[EXERCISE INSTRUCTIONS]
Render every line of the records below as a Markdown table with two columns, No. for the row number and Line for the line itself, skipping any blank lines. Leave the pictures out of the table.

[THE RECORDS]
%%

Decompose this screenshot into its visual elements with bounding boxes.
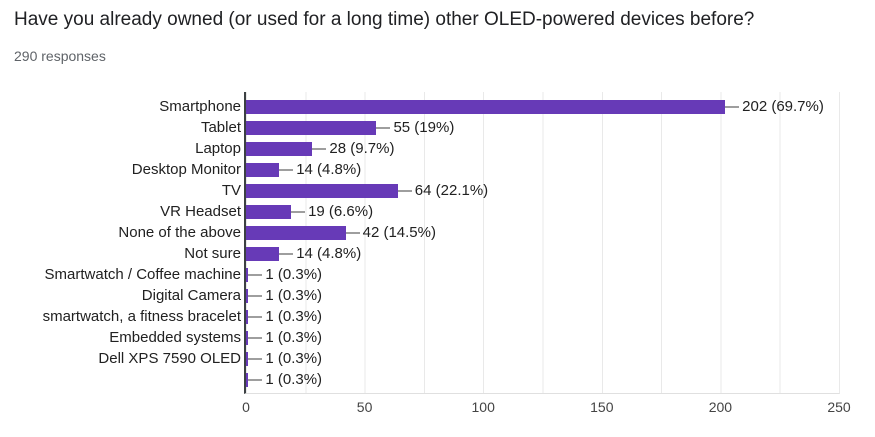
- category-label: Laptop: [195, 140, 241, 157]
- category-label: Desktop Monitor: [131, 161, 241, 178]
- connector-line: [291, 210, 306, 213]
- connector-line: [248, 378, 263, 381]
- bar: [246, 204, 292, 219]
- value-label: 55 (19%): [393, 119, 455, 136]
- category-label: Smartphone: [159, 98, 241, 115]
- bar-row: 202 (69.7%): [246, 96, 839, 117]
- category-label: Not sure: [184, 245, 241, 262]
- bar-row: 64 (22.1%): [246, 180, 839, 201]
- bar: [246, 99, 726, 114]
- connector-line: [279, 252, 294, 255]
- connector-line: [248, 294, 263, 297]
- x-tick-label: 200: [708, 399, 733, 415]
- x-axis: 0 50 100 150 200 250: [242, 399, 851, 417]
- connector-line: [279, 168, 294, 171]
- value-label: 14 (4.8%): [296, 161, 362, 178]
- category-label: Embedded systems: [109, 329, 241, 346]
- value-label: 1 (0.3%): [265, 308, 323, 325]
- x-tick-label: 150: [590, 399, 614, 415]
- bar-chart: Smartphone Tablet Laptop Desktop Monitor TV V…: [0, 92, 840, 394]
- category-label: TV: [221, 182, 241, 199]
- category-label: VR Headset: [160, 203, 241, 220]
- bar: [246, 267, 249, 282]
- bar-row: 28 (9.7%): [246, 138, 839, 159]
- bar: [246, 246, 280, 261]
- bar: [246, 330, 249, 345]
- bar-row: 19 (6.6%): [246, 201, 839, 222]
- value-label: 42 (14.5%): [362, 224, 436, 241]
- bar: [246, 120, 377, 135]
- bar-row: 14 (4.8%): [246, 159, 839, 180]
- bar-row: 14 (4.8%): [246, 243, 839, 264]
- x-tick-label: 50: [356, 399, 373, 415]
- value-label: 14 (4.8%): [296, 245, 362, 262]
- value-label: 1 (0.3%): [265, 266, 323, 283]
- bar: [246, 309, 249, 324]
- bar-row: 1 (0.3%): [246, 264, 839, 285]
- bar: [246, 351, 249, 366]
- bar: [246, 225, 346, 240]
- bar: [246, 288, 249, 303]
- plot-area: 202 (69.7%) 55 (19%) 28 (9.7%) 14 (4.8%) 64 …: [244, 92, 840, 394]
- connector-line: [248, 315, 263, 318]
- bar: [246, 372, 249, 387]
- response-count: 290 responses: [14, 48, 106, 64]
- bar: [246, 162, 280, 177]
- value-label: 1 (0.3%): [265, 329, 323, 346]
- question-title: Have you already owned (or used for a lo…: [14, 9, 755, 30]
- connector-line: [248, 357, 263, 360]
- connector-line: [248, 336, 263, 339]
- value-label: 1 (0.3%): [265, 371, 323, 388]
- bar-row: 1 (0.3%): [246, 369, 839, 390]
- bar: [246, 183, 398, 198]
- bar-row: 55 (19%): [246, 117, 839, 138]
- x-tick-label: 100: [471, 399, 495, 415]
- x-tick-label: 250: [827, 399, 851, 415]
- category-label: smartwatch, a fitness bracelet: [42, 308, 241, 325]
- connector-line: [376, 126, 391, 129]
- category-label: Dell XPS 7590 OLED: [98, 350, 241, 367]
- bar-row: 1 (0.3%): [246, 327, 839, 348]
- connector-line: [248, 273, 263, 276]
- category-label: Tablet: [200, 119, 241, 136]
- connector-line: [725, 105, 740, 108]
- bar-row: 1 (0.3%): [246, 306, 839, 327]
- category-label: None of the above: [118, 224, 241, 241]
- category-label: Digital Camera: [141, 287, 241, 304]
- x-tick-label: 0: [242, 399, 250, 415]
- category-label: Smartwatch / Coffee machine: [44, 266, 241, 283]
- connector-line: [312, 147, 327, 150]
- connector-line: [345, 231, 360, 234]
- value-label: 19 (6.6%): [308, 203, 374, 220]
- category-label: [0, 369, 244, 390]
- value-label: 64 (22.1%): [414, 182, 489, 199]
- bar: [246, 141, 313, 156]
- value-label: 1 (0.3%): [265, 287, 323, 304]
- bar-row: 1 (0.3%): [246, 285, 839, 306]
- value-label: 1 (0.3%): [265, 350, 323, 367]
- value-label: 28 (9.7%): [329, 140, 395, 157]
- bar-row: 42 (14.5%): [246, 222, 839, 243]
- bar-row: 1 (0.3%): [246, 348, 839, 369]
- connector-line: [397, 189, 412, 192]
- value-label: 202 (69.7%): [742, 98, 824, 115]
- category-labels: Smartphone Tablet Laptop Desktop Monitor TV V…: [0, 92, 244, 394]
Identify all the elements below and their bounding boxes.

%%

[ANSWER TO THIS EXERCISE]
| No. | Line |
|---|---|
| 1 | Decompose this screenshot into its visual elements with bounding boxes. |
| 2 | - category-label: Laptop: [195, 140, 241, 157] |
| 3 | - category-label: Desktop Monitor: [131, 161, 241, 178] |
| 4 | - connector-line: [291, 210, 306, 213] |
| 5 | - connector-line: [248, 378, 263, 381] |
| 6 | - bar: [246, 204, 292, 219] |
| 7 | - value-label: 55 (19%): [393, 119, 455, 136] |
| 8 | - category-label: Smartphone: [159, 98, 241, 115] |
| 9 | - bar-row: 202 (69.7%): [246, 96, 839, 117] |
| 10 | - category-label: Not sure: [184, 245, 241, 262] |
| 11 | - bar-row: 64 (22.1%): [246, 180, 839, 201] |
| 12 | - bar: [246, 99, 726, 114] |
| 13 | - connector-line: [279, 252, 294, 255] |
| 14 | - connector-line: [248, 294, 263, 297] |
| 15 | - x-tick-label: 200: [708, 399, 733, 415] |
| 16 | - x-axis: 0 50 100 150 200 250: [242, 399, 851, 417] |
| 17 | - connector-line: [279, 168, 294, 171] |
| 18 | - value-label: 14 (4.8%): [296, 161, 362, 178] |
| 19 | - category-label: Embedded systems: [109, 329, 241, 346] |
| 20 | - value-label: 1 (0.3%): [265, 308, 323, 325] |
| 21 | - x-tick-label: 150: [590, 399, 614, 415] |
| 22 | - bar-chart: Smartphone Tablet Laptop Desktop Monitor TV V…: [0, 92, 840, 394] |
| 23 | - category-label: TV: [221, 182, 241, 199] |
| 24 | - category-label: VR Headset: [160, 203, 241, 220] |
| 25 | - bar: [246, 267, 249, 282] |
| 26 | - bar-row: 28 (9.7%): [246, 138, 839, 159] |
| 27 | - bar: [246, 246, 280, 261] |
| 28 | - bar: [246, 330, 249, 345] |
| 29 | - bar-row: 19 (6.6%): [246, 201, 839, 222] |
| 30 | - value-label: 42 (14.5%): [362, 224, 436, 241] |
| 31 | - bar: [246, 120, 377, 135] |
| 32 | - bar-row: 14 (4.8%): [246, 159, 839, 180] |
| 33 | - bar-row: 14 (4.8%): [246, 243, 839, 264] |
| 34 | - x-tick-label: 50: [356, 399, 373, 415] |
| 35 | - value-label: 14 (4.8%): [296, 245, 362, 262] |
| 36 | - value-label: 1 (0.3%): [265, 266, 323, 283] |
| 37 | - bar: [246, 309, 249, 324] |
| 38 | - bar-row: 1 (0.3%): [246, 264, 839, 285] |
| 39 | - bar: [246, 351, 249, 366] |
| 40 | - bar: [246, 225, 346, 240] |
| 41 | - bar: [246, 288, 249, 303] |
| 42 | - plot-area: 202 (69.7%) 55 (19%) 28 (9.7%) 14 (4.8%) 64 …: [244, 92, 840, 394] |
| 43 | - connector-line: [248, 315, 263, 318] |
| 44 | - bar: [246, 372, 249, 387] |
| 45 | - response-count: 290 responses: [14, 48, 106, 64] |
| 46 | - bar: [246, 162, 280, 177] |
| 47 | - value-label: 1 (0.3%): [265, 329, 323, 346] |
| 48 | - question-title: Have you already owned (or used for a lo…: [14, 9, 755, 30] |
| 49 | - connector-line: [248, 357, 263, 360] |
| 50 | - connector-line: [248, 336, 263, 339] |
| 51 | - value-label: 1 (0.3%): [265, 371, 323, 388] |
| 52 | - bar-row: 1 (0.3%): [246, 369, 839, 390] |
| 53 | - bar: [246, 183, 398, 198] |
| 54 | - bar-row: 55 (19%): [246, 117, 839, 138] |
| 55 | - x-tick-label: 100: [471, 399, 495, 415] |
| 56 | - x-tick-label: 250: [827, 399, 851, 415] |
| 57 | - category-label: smartwatch, a fitness bracelet: [42, 308, 241, 325] |
| 58 | - connector-line: [376, 126, 391, 129] |
| 59 | - category-label: Dell XPS 7590 OLED: [98, 350, 241, 367] |
| 60 | - bar-row: 1 (0.3%): [246, 327, 839, 348] |
| 61 | - connector-line: [248, 273, 263, 276] |
| 62 | - category-label: Tablet: [200, 119, 241, 136] |
| 63 | - connector-line: [725, 105, 740, 108] |
| 64 | - bar-row: 1 (0.3%): [246, 306, 839, 327] |
| 65 | - category-label: None of the above: [118, 224, 241, 241] |
| 66 | - category-label: Digital Camera: [141, 287, 241, 304] |
| 67 | - x-tick-label: 0: [242, 399, 250, 415] |
| 68 | - category-label: Smartwatch / Coffee machine: [44, 266, 241, 283] |
| 69 | - connector-line: [312, 147, 327, 150] |
| 70 | - connector-line: [345, 231, 360, 234] |
| 71 | - value-label: 19 (6.6%): [308, 203, 374, 220] |
| 72 | - category-label: [0, 369, 244, 390] |
| 73 | - value-label: 64 (22.1%): [414, 182, 489, 199] |
| 74 | - bar: [246, 141, 313, 156] |
| 75 | - value-label: 1 (0.3%): [265, 287, 323, 304] |
| 76 | - bar-row: 1 (0.3%): [246, 285, 839, 306] |
| 77 | - value-label: 1 (0.3%): [265, 350, 323, 367] |
| 78 | - value-label: 28 (9.7%): [329, 140, 395, 157] |
| 79 | - bar-row: 42 (14.5%): [246, 222, 839, 243] |
| 80 | - bar-row: 1 (0.3%): [246, 348, 839, 369] |
| 81 | - connector-line: [397, 189, 412, 192] |
| 82 | - value-label: 202 (69.7%): [742, 98, 824, 115] |
| 83 | - category-labels: Smartphone Tablet Laptop Desktop Monitor TV V…: [0, 92, 244, 394] |
| 84 | Identify all the elements below and their bounding boxes. |